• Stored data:

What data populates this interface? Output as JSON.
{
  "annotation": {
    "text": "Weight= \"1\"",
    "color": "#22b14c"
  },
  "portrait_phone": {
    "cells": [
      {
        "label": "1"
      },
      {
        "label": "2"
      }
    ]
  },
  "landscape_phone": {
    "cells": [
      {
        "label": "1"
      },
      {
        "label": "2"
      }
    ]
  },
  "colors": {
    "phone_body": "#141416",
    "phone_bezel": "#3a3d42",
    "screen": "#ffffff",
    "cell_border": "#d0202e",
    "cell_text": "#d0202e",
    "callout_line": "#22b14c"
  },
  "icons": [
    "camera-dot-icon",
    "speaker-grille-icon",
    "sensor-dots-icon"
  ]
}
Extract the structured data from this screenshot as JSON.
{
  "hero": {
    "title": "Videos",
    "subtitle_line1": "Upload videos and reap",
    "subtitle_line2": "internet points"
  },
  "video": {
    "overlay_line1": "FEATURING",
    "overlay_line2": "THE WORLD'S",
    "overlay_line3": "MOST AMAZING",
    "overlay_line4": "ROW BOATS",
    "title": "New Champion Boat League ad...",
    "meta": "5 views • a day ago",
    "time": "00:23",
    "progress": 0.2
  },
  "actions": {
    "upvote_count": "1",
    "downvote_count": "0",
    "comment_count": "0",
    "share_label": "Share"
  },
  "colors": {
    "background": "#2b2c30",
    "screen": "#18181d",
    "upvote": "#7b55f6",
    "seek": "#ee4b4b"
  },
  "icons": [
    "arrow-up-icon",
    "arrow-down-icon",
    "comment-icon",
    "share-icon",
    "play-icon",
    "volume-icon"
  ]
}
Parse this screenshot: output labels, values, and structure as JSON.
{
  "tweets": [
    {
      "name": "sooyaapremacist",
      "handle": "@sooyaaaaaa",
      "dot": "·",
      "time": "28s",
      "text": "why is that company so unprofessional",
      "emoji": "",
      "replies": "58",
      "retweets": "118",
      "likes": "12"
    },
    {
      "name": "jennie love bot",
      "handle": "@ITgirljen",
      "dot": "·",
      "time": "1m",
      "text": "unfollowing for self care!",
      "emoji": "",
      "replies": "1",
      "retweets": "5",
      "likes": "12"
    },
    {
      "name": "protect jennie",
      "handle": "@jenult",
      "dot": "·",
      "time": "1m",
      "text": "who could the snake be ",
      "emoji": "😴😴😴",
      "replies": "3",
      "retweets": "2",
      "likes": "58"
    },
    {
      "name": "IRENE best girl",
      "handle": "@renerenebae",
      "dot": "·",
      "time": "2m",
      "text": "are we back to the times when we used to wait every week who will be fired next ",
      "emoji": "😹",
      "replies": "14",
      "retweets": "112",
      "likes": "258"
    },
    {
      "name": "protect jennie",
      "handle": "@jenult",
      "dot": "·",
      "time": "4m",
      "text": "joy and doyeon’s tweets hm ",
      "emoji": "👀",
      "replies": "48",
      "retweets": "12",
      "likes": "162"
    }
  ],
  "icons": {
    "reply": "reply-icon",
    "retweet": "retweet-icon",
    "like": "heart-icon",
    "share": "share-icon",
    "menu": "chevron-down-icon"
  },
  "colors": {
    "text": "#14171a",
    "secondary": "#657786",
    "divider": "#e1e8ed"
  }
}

• WORK INSTRUCTIONS:
Search the data for the word "likes" and copy each line where it appears.

• SOLUTION:
      "likes": "12"
      "likes": "12"
      "likes": "58"
      "likes": "258"
      "likes": "162"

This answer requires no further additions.